▶ Written exercise
Your task is to output all the records below, word for word.

▶ Available records
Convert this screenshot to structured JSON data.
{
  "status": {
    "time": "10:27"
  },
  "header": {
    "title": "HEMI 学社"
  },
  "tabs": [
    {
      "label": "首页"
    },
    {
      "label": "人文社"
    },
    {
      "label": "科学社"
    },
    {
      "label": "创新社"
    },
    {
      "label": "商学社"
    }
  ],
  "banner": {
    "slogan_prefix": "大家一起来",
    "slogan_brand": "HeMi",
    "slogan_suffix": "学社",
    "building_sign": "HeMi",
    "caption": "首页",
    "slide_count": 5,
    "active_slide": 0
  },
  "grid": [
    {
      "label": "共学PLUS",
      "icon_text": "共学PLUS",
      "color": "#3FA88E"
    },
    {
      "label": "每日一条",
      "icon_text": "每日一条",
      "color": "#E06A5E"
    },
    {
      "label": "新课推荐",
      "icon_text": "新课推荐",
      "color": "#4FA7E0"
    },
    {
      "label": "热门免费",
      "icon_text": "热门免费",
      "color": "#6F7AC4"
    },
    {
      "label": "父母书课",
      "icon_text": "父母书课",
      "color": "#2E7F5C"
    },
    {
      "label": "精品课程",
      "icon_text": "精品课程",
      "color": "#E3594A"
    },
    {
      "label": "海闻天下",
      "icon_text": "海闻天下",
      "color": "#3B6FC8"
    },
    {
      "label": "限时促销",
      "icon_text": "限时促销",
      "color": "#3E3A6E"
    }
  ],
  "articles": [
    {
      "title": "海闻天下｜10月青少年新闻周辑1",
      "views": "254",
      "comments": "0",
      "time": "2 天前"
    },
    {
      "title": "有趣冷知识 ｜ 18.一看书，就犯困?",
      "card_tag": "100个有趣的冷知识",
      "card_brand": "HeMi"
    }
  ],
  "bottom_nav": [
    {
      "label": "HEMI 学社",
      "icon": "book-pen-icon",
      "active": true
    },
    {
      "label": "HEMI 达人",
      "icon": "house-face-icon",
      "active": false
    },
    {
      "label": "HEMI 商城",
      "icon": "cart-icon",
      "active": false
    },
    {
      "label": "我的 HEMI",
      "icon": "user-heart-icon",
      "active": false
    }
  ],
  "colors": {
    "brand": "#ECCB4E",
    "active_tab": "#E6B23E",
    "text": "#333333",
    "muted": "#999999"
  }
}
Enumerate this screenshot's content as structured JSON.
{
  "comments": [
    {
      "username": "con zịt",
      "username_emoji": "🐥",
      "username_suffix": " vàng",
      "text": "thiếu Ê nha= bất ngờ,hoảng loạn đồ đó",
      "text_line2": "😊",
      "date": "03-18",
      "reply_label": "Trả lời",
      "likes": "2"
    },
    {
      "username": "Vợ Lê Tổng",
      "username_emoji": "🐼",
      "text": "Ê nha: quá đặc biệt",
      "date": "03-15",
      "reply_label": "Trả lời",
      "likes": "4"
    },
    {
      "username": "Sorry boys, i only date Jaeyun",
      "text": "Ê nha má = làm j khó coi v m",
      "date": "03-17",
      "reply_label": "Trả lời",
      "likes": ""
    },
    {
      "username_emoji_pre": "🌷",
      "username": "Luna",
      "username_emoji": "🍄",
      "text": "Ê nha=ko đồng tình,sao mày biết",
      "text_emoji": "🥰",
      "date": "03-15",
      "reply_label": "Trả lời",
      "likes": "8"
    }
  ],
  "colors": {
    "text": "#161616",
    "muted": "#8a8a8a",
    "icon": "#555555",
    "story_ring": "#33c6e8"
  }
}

▶ In response
Convert this screenshot to structured JSON data.
{
  "status": {
    "time": "10:27"
  },
  "header": {
    "title": "HEMI 学社"
  },
  "tabs": [
    {
      "label": "首页"
    },
    {
      "label": "人文社"
    },
    {
      "label": "科学社"
    },
    {
      "label": "创新社"
    },
    {
      "label": "商学社"
    }
  ],
  "banner": {
    "slogan_prefix": "大家一起来",
    "slogan_brand": "HeMi",
    "slogan_suffix": "学社",
    "building_sign": "HeMi",
    "caption": "首页",
    "slide_count": 5,
    "active_slide": 0
  },
  "grid": [
    {
      "label": "共学PLUS",
      "icon_text": "共学PLUS",
      "color": "#3FA88E"
    },
    {
      "label": "每日一条",
      "icon_text": "每日一条",
      "color": "#E06A5E"
    },
    {
      "label": "新课推荐",
      "icon_text": "新课推荐",
      "color": "#4FA7E0"
    },
    {
      "label": "热门免费",
      "icon_text": "热门免费",
      "color": "#6F7AC4"
    },
    {
      "label": "父母书课",
      "icon_text": "父母书课",
      "color": "#2E7F5C"
    },
    {
      "label": "精品课程",
      "icon_text": "精品课程",
      "color": "#E3594A"
    },
    {
      "label": "海闻天下",
      "icon_text": "海闻天下",
      "color": "#3B6FC8"
    },
    {
      "label": "限时促销",
      "icon_text": "限时促销",
      "color": "#3E3A6E"
    }
  ],
  "articles": [
    {
      "title": "海闻天下｜10月青少年新闻周辑1",
      "views": "254",
      "comments": "0",
      "time": "2 天前"
    },
    {
      "title": "有趣冷知识 ｜ 18.一看书，就犯困?",
      "card_tag": "100个有趣的冷知识",
      "card_brand": "HeMi"
    }
  ],
  "bottom_nav": [
    {
      "label": "HEMI 学社",
      "icon": "book-pen-icon",
      "active": true
    },
    {
      "label": "HEMI 达人",
      "icon": "house-face-icon",
      "active": false
    },
    {
      "label": "HEMI 商城",
      "icon": "cart-icon",
      "active": false
    },
    {
      "label": "我的 HEMI",
      "icon": "user-heart-icon",
      "active": false
    }
  ],
  "colors": {
    "brand": "#ECCB4E",
    "active_tab": "#E6B23E",
    "text": "#333333",
    "muted": "#999999"
  }
}
Enumerate this screenshot's content as structured JSON.
{
  "comments": [
    {
      "username": "con zịt",
      "username_emoji": "🐥",
      "username_suffix": " vàng",
      "text": "thiếu Ê nha= bất ngờ,hoảng loạn đồ đó",
      "text_line2": "😊",
      "date": "03-18",
      "reply_label": "Trả lời",
      "likes": "2"
    },
    {
      "username": "Vợ Lê Tổng",
      "username_emoji": "🐼",
      "text": "Ê nha: quá đặc biệt",
      "date": "03-15",
      "reply_label": "Trả lời",
      "likes": "4"
    },
    {
      "username": "Sorry boys, i only date Jaeyun",
      "text": "Ê nha má = làm j khó coi v m",
      "date": "03-17",
      "reply_label": "Trả lời",
      "likes": ""
    },
    {
      "username_emoji_pre": "🌷",
      "username": "Luna",
      "username_emoji": "🍄",
      "text": "Ê nha=ko đồng tình,sao mày biết",
      "text_emoji": "🥰",
      "date": "03-15",
      "reply_label": "Trả lời",
      "likes": "8"
    }
  ],
  "colors": {
    "text": "#161616",
    "muted": "#8a8a8a",
    "icon": "#555555",
    "story_ring": "#33c6e8"
  }
}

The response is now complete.